--- begin PROVIDED ENTRIES ---

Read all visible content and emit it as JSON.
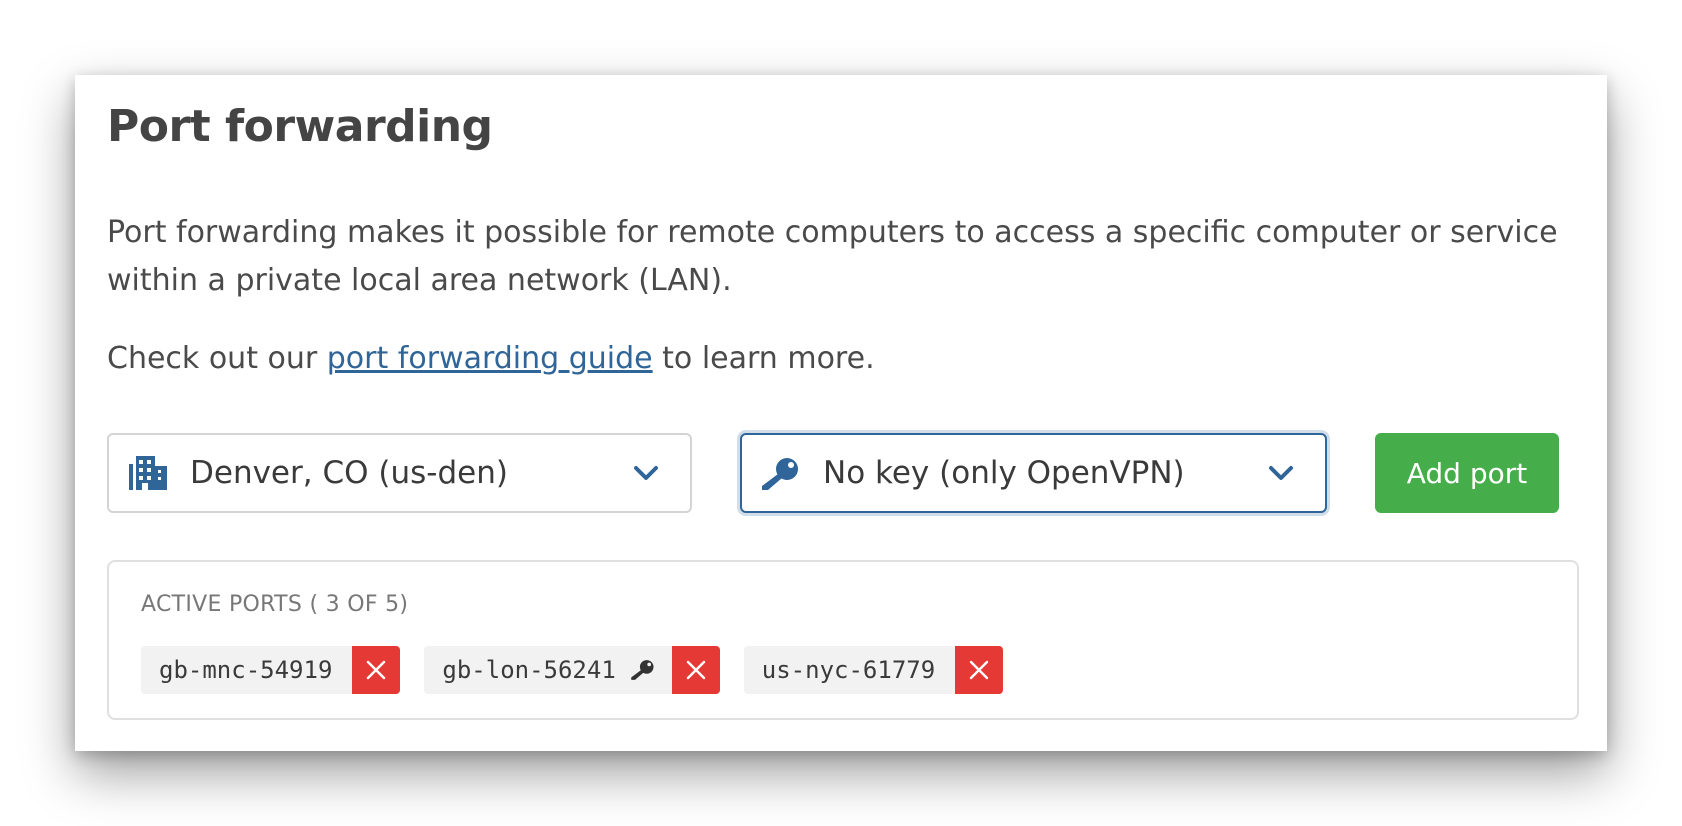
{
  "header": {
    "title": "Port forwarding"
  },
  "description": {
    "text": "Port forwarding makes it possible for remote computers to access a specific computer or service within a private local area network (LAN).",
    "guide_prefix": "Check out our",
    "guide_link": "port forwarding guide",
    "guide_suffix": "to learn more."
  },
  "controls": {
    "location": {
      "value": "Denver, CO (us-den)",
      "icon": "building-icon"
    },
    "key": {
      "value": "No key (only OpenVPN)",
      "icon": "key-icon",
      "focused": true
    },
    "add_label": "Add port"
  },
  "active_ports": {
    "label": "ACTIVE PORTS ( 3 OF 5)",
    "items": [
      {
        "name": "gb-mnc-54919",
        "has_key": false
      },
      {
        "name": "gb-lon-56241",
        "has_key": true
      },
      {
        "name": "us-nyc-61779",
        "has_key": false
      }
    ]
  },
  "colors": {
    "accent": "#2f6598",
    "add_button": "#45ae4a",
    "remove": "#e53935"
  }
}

--- end PROVIDED ENTRIES ---
--- begin PROVIDED ENTRIES ---

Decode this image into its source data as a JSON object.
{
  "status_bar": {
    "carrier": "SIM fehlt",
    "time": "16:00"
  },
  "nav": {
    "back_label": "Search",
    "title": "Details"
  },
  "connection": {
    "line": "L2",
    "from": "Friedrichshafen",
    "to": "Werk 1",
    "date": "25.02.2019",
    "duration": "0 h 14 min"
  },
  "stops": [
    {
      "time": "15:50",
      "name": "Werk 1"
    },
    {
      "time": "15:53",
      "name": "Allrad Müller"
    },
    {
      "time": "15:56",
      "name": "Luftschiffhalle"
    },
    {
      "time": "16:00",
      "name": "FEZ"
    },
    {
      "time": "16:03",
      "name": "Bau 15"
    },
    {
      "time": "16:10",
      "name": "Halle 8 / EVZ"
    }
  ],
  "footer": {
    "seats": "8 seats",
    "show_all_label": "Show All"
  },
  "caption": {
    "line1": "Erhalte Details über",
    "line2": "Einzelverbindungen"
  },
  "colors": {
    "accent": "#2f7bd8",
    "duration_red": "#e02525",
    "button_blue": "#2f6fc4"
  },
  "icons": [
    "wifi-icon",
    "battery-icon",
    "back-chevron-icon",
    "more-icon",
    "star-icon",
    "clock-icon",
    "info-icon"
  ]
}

--- end PROVIDED ENTRIES ---

Search the material above for "time". Pull out each line where it shows up.

    "time": "16:00"
      "time": "15:50",
      "time": "15:53",
      "time": "15:56",
      "time": "16:00",
      "time": "16:03",
      "time": "16:10",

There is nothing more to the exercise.